--- TASK REQUIREMENTS ---
Filter the entries below, keeping every line that has the word "ylabel".

Start of DATA TO USE

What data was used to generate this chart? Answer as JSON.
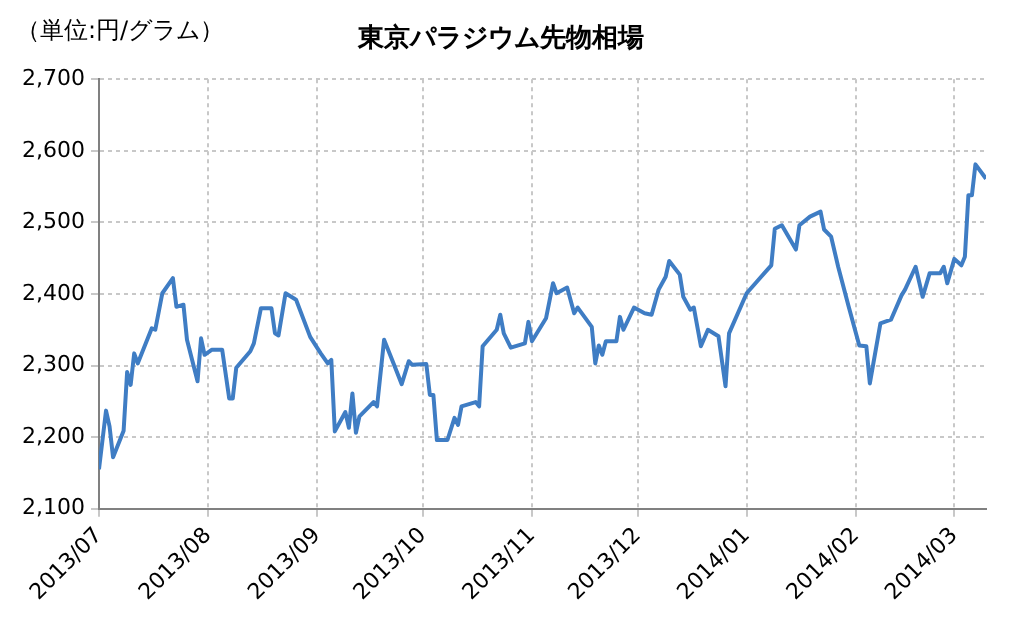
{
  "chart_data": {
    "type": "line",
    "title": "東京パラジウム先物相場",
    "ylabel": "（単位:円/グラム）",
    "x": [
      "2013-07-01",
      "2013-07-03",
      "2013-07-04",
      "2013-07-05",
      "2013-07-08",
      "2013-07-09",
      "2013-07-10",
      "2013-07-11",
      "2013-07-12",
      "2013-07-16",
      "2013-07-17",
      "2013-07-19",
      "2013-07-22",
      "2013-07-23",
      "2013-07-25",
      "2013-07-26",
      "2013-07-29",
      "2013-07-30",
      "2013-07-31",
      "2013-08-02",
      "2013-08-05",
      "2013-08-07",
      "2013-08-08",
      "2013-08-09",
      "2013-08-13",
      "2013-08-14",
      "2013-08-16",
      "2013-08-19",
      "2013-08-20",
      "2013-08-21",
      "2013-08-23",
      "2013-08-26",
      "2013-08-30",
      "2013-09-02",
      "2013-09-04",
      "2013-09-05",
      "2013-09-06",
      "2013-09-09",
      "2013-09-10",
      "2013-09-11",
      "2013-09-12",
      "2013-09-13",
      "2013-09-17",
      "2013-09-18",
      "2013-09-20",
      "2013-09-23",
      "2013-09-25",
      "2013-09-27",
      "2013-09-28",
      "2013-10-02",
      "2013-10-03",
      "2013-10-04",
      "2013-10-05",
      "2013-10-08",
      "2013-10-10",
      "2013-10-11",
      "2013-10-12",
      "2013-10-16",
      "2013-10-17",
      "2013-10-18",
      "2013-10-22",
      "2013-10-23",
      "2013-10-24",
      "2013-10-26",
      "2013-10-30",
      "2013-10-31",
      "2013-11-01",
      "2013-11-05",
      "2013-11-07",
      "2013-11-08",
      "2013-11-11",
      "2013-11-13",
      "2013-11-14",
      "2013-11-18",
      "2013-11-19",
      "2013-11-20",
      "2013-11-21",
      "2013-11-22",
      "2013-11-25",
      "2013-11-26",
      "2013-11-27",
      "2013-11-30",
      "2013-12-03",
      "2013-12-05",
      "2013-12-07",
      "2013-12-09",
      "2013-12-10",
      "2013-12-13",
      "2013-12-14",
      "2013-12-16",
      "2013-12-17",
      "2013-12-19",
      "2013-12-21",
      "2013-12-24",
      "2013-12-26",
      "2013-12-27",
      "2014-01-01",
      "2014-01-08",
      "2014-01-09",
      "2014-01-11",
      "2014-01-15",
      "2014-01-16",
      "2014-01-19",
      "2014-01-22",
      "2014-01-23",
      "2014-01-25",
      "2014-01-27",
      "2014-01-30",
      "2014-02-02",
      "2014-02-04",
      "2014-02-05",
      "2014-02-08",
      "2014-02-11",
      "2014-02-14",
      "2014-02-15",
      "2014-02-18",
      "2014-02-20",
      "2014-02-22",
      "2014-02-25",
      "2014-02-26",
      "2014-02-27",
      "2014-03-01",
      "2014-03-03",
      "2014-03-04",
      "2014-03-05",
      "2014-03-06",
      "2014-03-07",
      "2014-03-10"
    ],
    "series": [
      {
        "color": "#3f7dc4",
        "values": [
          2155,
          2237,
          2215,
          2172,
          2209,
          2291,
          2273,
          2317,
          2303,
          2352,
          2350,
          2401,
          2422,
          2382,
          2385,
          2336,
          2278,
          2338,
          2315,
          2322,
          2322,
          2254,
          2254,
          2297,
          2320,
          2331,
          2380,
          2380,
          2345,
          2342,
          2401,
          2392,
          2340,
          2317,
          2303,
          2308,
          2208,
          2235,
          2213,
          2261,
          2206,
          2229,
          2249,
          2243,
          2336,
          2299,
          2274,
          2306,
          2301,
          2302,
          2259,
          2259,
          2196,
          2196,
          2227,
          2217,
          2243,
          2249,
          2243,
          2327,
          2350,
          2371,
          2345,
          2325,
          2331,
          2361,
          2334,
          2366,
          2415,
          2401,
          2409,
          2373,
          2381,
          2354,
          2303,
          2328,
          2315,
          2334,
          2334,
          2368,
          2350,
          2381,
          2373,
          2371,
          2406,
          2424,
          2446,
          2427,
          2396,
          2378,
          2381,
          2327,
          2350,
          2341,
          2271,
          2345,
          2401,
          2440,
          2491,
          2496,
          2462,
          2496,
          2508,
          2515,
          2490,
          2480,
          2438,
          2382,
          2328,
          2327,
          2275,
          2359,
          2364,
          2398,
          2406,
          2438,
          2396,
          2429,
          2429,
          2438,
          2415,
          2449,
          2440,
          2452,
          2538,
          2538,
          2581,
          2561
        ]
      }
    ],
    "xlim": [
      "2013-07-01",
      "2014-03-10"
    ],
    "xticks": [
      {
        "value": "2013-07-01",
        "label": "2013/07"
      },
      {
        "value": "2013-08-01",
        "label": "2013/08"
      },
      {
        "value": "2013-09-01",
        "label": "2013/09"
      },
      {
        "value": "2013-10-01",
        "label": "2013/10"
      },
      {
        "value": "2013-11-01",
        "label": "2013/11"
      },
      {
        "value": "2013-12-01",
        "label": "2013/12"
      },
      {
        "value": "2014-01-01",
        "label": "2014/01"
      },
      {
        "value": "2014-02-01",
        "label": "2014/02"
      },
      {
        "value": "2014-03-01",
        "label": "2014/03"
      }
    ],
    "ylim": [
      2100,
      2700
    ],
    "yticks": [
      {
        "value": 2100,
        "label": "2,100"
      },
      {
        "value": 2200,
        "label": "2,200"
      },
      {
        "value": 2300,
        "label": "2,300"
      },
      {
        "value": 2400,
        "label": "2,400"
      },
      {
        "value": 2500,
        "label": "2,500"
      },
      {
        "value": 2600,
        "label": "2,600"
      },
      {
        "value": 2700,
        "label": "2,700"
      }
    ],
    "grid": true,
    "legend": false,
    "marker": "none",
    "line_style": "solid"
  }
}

End of DATA TO USE
Start of DATA TO USE

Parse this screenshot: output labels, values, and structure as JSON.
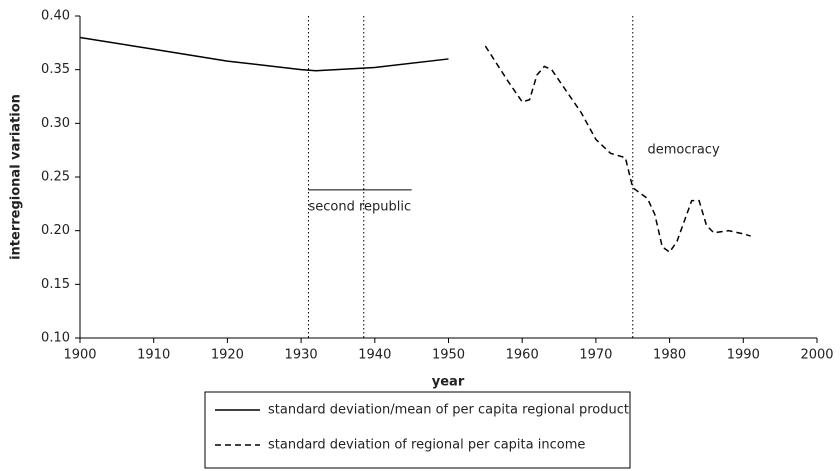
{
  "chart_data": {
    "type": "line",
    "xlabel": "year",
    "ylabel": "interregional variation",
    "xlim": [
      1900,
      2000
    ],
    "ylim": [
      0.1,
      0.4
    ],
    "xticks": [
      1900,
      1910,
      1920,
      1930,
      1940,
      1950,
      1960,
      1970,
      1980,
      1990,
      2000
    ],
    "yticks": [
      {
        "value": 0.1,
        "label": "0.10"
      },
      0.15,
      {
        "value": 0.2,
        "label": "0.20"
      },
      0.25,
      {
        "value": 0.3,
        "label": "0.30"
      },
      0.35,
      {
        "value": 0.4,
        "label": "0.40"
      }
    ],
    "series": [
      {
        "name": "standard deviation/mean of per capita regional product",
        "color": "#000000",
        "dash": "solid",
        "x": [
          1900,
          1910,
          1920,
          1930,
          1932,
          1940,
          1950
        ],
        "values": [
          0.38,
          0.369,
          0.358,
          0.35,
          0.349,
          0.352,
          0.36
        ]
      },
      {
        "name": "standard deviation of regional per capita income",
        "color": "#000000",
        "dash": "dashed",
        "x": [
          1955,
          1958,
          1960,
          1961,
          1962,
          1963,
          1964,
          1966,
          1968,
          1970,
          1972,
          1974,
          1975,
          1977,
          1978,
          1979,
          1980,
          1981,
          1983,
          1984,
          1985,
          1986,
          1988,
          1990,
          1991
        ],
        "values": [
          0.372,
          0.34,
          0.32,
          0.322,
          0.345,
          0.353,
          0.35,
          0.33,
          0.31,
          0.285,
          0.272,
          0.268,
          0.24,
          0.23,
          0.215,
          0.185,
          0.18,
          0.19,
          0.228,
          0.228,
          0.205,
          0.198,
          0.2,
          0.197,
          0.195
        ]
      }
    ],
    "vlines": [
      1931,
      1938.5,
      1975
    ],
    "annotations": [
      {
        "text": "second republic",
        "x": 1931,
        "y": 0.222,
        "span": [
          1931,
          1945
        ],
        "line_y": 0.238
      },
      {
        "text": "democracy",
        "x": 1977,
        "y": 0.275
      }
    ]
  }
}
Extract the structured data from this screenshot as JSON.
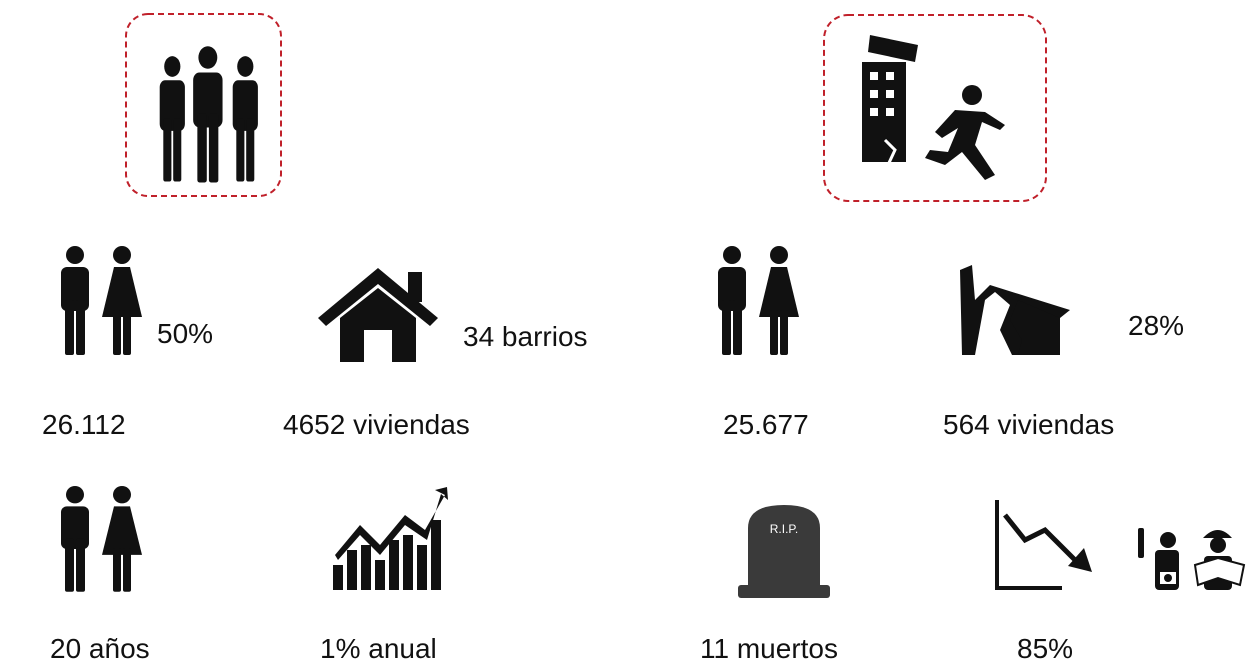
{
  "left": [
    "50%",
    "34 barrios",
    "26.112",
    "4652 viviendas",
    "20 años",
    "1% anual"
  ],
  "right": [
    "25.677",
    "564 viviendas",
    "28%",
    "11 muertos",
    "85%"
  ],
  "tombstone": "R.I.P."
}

End of DATA TO USE

--- REPLY TO THE EXERCISE ---
    "ylabel": "（単位:円/グラム）",
    "ylabel": "interregional variation",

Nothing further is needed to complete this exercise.